**Task to carry out**
According to the vSAN rekey guidance, what rekey interval does VMware recommend?

Finding ID Version Rule ID IA Controls Severity
V-258954 VCSA-80-000287 SV-258954r934520_rule Medium
The KEK for a vSAN encrypted datastore is generated by the Key Management Server (KMS) and serves as a wrapper and lock around the Disk Encryption Key (DEK). The DEK is generated by the host and is used to encrypt and decrypt the datastore. A shallow rekey is a procedure in which the KMS issues a new KEK to the ESXi host, which rewraps the DEK but does not change the DEK or any data on disk. This operation must be done on a regular, site-defined interval and can be viewed as similar in criticality to changing an administrative password. If the KMS is compromised, a standing operational procedure to rekey will put a time limit on the usefulness of any stolen KMS data.
VMware vSphere 8.0 vCenter Security Technical Implementation Guide 2023-10-11


Check Text ( C-62694r934518_chk )
If vSAN is not in use, this is not applicable.

Interview the system administrator (SA) to determine that a procedure has been put in place to perform a shallow rekey of all vSAN encrypted datastores at regular, site-defined intervals.

VMware recommends a 60-day rekey task, but this interval must be defined by the SA and the ISSO.

If vSAN encryption is not in use, this is not a finding.

If vSAN encryption is in use and a regular rekey procedure is not in place, this is a finding.
Fix Text (F-62603r934519_fix)
If vSAN encryption is in use, ensure that a regular rekey procedure is in place.

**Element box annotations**
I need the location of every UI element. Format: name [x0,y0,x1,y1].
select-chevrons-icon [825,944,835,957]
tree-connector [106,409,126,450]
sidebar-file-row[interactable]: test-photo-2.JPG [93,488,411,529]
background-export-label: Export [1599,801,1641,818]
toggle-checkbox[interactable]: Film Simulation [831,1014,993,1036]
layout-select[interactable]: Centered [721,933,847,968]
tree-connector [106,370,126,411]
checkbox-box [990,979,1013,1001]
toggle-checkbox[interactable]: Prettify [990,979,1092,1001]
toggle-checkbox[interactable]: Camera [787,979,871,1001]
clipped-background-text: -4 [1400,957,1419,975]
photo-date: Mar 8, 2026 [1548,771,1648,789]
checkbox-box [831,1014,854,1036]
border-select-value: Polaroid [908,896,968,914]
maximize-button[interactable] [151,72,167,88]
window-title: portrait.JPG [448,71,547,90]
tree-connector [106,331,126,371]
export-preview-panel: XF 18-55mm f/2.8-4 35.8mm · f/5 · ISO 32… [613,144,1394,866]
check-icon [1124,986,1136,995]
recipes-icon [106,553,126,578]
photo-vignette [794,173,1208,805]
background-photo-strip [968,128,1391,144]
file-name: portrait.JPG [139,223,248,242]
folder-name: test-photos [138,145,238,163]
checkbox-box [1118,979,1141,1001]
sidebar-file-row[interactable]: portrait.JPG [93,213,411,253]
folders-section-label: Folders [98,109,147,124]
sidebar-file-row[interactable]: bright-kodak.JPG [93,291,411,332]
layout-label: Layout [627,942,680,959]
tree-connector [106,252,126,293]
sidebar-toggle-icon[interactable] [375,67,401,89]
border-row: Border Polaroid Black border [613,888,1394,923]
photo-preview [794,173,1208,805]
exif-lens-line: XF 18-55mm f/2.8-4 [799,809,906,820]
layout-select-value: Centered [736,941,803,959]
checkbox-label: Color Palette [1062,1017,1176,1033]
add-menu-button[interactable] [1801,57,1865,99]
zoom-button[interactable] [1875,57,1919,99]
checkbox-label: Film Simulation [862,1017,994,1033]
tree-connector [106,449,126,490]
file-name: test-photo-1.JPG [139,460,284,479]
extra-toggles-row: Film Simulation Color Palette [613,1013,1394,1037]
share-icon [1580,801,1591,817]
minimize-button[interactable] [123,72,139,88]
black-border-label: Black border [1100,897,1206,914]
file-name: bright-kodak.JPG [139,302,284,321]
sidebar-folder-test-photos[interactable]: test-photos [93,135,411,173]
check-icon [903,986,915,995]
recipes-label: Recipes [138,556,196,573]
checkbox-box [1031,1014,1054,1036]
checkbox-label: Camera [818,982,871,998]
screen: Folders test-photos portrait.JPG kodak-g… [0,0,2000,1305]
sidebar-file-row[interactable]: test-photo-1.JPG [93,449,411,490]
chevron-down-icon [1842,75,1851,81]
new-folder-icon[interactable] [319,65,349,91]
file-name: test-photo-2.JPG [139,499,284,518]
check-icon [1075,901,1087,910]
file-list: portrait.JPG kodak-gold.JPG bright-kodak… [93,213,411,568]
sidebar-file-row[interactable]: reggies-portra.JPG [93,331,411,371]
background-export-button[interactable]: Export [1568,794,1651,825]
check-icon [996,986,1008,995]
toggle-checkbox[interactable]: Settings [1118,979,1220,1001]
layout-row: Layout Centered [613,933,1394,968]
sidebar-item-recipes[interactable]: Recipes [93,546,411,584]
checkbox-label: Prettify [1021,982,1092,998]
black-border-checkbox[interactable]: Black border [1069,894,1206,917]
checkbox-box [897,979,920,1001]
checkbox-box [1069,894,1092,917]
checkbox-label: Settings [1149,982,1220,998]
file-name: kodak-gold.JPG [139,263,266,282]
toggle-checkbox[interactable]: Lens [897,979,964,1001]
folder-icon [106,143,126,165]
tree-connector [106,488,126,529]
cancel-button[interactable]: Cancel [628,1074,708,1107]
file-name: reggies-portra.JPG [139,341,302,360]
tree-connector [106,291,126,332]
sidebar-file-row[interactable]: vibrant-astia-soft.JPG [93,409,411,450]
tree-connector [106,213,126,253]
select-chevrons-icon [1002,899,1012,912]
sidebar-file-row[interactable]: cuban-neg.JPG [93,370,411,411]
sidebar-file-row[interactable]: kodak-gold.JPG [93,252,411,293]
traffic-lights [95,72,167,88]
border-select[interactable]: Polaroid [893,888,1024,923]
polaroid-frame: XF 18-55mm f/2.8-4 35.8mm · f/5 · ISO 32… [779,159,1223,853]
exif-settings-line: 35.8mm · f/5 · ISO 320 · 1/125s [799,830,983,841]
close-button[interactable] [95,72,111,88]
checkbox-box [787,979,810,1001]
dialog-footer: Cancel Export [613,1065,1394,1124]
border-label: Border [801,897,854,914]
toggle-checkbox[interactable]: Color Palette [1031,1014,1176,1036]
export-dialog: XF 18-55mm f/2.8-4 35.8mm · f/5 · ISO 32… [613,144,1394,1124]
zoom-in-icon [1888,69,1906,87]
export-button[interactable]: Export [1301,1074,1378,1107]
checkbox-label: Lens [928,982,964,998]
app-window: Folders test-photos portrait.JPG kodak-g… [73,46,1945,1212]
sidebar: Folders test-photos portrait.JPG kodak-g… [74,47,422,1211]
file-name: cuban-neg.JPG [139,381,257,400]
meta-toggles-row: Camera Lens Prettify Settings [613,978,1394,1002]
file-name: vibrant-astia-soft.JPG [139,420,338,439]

**Task result**
VMware recommends a 60-day rekey task.